Each line that contains "faecium" needs to be copied from the listing.
========
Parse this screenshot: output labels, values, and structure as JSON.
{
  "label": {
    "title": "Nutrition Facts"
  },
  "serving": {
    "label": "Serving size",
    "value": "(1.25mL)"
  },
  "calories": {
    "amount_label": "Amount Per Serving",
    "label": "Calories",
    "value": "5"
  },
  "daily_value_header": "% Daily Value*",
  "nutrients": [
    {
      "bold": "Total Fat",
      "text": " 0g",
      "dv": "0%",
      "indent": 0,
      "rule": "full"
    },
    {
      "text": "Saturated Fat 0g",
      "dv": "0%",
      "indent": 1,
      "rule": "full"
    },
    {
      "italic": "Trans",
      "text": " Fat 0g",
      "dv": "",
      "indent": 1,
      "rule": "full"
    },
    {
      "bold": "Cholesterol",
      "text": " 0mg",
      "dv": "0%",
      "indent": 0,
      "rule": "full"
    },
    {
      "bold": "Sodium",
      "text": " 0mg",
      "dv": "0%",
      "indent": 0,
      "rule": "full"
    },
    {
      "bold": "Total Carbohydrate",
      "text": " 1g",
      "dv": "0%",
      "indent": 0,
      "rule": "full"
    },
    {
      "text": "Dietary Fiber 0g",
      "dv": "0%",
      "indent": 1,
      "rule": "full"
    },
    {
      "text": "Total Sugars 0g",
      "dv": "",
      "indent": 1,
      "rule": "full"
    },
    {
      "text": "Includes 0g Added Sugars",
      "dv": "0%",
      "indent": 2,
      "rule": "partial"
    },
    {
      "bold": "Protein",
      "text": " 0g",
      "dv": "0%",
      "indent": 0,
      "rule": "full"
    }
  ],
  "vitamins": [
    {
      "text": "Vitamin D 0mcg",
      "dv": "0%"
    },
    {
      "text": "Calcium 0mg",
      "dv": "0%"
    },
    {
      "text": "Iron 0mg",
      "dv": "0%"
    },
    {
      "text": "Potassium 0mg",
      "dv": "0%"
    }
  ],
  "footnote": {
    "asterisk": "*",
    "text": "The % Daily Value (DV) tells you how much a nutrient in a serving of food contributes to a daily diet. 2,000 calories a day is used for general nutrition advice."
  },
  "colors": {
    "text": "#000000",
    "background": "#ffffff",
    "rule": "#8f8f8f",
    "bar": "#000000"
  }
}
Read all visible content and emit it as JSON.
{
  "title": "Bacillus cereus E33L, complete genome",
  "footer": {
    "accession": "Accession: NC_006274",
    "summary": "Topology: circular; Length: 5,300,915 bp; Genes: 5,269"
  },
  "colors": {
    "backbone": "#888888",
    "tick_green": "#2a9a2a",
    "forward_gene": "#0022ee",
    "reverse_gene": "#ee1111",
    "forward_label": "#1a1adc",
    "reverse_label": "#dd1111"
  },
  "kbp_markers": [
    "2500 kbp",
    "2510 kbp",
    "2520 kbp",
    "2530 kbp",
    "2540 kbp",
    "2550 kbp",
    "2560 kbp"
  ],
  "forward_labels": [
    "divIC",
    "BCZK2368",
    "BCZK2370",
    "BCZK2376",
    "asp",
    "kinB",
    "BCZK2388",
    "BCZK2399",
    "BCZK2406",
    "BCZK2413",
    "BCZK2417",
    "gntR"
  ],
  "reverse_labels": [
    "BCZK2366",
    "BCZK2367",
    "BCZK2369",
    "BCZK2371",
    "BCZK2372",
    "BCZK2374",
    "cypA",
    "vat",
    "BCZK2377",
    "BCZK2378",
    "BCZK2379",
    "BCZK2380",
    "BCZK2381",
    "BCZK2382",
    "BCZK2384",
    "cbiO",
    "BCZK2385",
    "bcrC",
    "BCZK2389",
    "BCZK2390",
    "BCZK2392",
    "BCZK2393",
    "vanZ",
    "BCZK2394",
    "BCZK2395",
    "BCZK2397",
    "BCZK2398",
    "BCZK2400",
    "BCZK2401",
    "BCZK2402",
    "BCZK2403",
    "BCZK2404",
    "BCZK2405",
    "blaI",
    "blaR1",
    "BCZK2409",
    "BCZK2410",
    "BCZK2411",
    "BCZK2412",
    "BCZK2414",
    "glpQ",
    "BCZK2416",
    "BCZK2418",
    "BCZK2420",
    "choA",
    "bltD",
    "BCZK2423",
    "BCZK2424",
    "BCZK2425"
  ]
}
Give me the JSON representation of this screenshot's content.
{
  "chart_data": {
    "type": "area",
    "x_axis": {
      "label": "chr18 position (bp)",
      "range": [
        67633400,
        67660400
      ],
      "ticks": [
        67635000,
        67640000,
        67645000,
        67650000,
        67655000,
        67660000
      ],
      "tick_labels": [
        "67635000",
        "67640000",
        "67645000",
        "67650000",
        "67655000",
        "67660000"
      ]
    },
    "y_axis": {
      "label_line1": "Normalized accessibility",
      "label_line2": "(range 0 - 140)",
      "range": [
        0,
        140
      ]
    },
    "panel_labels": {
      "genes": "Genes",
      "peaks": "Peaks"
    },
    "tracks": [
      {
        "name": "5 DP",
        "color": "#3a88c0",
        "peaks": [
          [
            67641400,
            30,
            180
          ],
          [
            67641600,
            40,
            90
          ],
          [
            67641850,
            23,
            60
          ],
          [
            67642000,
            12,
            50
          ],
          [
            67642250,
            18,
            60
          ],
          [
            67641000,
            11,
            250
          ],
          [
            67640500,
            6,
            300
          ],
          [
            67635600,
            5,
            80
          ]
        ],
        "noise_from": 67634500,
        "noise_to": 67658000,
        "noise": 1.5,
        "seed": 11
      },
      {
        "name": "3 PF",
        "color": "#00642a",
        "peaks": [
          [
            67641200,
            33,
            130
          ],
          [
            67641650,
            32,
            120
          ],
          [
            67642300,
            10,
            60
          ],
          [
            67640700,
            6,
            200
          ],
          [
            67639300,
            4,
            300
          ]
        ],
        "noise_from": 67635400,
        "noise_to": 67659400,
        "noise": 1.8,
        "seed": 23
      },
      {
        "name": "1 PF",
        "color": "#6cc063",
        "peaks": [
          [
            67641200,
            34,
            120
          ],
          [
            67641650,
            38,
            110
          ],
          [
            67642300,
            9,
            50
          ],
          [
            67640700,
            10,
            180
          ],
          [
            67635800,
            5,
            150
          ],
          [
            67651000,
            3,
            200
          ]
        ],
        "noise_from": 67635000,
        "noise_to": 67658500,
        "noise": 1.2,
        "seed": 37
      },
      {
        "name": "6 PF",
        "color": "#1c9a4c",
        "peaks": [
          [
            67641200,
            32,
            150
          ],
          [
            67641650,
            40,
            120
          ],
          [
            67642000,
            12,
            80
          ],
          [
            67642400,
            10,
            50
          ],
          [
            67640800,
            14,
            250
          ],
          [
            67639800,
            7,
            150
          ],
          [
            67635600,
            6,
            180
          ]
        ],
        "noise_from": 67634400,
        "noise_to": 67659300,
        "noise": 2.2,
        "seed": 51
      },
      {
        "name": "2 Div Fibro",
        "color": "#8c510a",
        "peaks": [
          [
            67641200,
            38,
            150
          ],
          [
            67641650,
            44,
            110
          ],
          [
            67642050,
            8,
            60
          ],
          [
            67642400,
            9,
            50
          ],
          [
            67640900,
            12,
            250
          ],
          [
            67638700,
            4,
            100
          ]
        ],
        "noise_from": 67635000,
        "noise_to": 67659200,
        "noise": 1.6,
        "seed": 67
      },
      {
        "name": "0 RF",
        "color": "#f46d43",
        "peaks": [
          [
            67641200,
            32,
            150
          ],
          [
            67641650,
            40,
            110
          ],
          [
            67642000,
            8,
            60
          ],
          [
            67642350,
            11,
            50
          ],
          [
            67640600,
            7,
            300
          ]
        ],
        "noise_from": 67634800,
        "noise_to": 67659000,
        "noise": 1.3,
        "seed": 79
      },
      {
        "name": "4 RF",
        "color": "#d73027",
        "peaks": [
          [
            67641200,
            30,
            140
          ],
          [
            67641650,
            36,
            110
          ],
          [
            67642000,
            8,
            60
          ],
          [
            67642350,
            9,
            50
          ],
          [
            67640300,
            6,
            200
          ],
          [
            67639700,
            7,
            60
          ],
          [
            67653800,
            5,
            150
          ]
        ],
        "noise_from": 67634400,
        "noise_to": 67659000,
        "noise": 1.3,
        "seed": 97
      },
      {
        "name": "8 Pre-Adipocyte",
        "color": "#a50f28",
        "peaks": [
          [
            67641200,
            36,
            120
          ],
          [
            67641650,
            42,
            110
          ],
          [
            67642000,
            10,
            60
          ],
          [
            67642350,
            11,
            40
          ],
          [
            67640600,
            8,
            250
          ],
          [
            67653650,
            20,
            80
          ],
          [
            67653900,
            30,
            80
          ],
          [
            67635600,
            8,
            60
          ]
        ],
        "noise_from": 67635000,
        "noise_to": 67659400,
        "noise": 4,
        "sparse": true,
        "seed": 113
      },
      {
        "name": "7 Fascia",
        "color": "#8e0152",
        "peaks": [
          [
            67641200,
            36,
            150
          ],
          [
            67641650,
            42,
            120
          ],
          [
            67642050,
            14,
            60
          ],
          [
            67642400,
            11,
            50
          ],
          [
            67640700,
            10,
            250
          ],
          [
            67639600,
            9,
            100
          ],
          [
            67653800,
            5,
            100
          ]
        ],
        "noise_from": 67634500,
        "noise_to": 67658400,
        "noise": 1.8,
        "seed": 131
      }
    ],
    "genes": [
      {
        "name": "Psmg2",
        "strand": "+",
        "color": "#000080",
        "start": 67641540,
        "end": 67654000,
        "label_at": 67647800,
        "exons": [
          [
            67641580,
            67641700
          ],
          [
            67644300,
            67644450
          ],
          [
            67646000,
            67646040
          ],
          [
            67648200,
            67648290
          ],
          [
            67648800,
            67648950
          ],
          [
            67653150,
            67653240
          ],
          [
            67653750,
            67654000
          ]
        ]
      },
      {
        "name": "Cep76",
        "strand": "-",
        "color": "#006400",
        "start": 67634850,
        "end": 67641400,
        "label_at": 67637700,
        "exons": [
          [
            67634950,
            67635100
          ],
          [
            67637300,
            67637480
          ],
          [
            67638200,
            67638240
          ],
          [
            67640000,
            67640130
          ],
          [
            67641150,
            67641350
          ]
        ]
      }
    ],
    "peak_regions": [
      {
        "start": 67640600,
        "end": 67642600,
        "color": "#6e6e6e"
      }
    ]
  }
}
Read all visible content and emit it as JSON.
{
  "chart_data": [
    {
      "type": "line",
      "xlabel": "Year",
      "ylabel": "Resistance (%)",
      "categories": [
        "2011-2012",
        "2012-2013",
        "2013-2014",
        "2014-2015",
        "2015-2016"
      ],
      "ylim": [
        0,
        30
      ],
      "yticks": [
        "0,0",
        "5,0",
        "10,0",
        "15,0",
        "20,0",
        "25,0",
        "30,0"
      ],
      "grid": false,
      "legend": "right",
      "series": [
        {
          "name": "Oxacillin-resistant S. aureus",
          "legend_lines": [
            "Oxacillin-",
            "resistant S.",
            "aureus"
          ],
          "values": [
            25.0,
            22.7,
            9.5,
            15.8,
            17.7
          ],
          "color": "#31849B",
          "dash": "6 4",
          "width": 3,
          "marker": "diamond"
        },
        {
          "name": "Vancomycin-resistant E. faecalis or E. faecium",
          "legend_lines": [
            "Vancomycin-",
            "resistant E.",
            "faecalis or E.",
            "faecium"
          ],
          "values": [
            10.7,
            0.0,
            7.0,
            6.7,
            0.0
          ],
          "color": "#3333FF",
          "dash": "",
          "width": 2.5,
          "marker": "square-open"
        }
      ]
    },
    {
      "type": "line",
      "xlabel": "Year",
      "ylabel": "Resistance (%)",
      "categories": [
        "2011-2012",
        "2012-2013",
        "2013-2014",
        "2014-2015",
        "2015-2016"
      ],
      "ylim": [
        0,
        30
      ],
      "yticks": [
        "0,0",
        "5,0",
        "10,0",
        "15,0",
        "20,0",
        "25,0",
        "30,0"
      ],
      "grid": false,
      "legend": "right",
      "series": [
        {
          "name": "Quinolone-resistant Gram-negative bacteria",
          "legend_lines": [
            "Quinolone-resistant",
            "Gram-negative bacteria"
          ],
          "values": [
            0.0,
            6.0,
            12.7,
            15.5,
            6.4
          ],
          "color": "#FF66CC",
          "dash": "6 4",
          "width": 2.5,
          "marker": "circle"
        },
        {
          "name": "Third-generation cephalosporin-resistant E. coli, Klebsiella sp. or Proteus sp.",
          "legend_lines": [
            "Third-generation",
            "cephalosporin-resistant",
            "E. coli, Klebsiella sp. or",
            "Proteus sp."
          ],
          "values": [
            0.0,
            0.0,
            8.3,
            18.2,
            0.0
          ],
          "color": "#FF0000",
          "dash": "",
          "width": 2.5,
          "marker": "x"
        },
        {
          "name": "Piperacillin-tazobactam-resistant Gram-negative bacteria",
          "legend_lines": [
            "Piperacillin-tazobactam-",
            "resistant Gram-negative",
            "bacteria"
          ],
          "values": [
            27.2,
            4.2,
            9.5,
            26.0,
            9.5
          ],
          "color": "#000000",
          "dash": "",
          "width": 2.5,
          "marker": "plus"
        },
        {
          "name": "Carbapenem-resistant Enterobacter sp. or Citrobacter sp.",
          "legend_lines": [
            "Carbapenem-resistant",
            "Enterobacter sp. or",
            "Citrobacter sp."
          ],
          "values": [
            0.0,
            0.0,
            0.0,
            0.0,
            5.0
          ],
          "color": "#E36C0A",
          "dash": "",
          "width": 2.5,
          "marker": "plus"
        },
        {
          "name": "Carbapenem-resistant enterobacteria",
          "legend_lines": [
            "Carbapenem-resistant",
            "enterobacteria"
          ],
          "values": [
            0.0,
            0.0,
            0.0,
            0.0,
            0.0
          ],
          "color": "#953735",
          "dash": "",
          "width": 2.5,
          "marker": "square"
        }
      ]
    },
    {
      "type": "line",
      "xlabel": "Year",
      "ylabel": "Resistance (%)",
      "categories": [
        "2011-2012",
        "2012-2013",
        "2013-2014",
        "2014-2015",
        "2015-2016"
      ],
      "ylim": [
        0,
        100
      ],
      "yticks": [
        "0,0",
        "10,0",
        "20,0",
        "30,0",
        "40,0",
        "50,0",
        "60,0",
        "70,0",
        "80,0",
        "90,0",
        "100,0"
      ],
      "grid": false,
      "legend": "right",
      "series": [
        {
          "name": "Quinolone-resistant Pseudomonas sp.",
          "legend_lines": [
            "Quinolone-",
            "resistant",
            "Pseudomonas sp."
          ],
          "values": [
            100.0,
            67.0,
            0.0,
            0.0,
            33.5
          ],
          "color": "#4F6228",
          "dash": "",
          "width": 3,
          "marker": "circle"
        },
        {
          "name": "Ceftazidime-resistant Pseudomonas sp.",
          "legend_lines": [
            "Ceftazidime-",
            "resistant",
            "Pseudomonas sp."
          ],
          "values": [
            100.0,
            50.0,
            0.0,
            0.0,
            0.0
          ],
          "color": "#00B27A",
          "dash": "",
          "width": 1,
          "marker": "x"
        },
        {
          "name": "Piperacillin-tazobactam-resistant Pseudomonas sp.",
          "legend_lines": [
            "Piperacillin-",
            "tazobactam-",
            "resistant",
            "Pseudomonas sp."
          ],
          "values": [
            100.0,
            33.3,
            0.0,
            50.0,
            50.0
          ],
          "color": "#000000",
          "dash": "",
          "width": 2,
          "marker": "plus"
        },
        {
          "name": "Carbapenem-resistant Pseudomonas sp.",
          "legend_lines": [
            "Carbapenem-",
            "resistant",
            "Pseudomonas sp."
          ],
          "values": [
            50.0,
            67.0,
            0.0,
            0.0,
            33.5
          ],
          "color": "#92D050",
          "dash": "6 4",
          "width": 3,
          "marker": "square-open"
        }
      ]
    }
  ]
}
========
*Solution to this task*.
          "name": "Vancomycin-resistant E. faecalis or E. faecium",
            "faecium"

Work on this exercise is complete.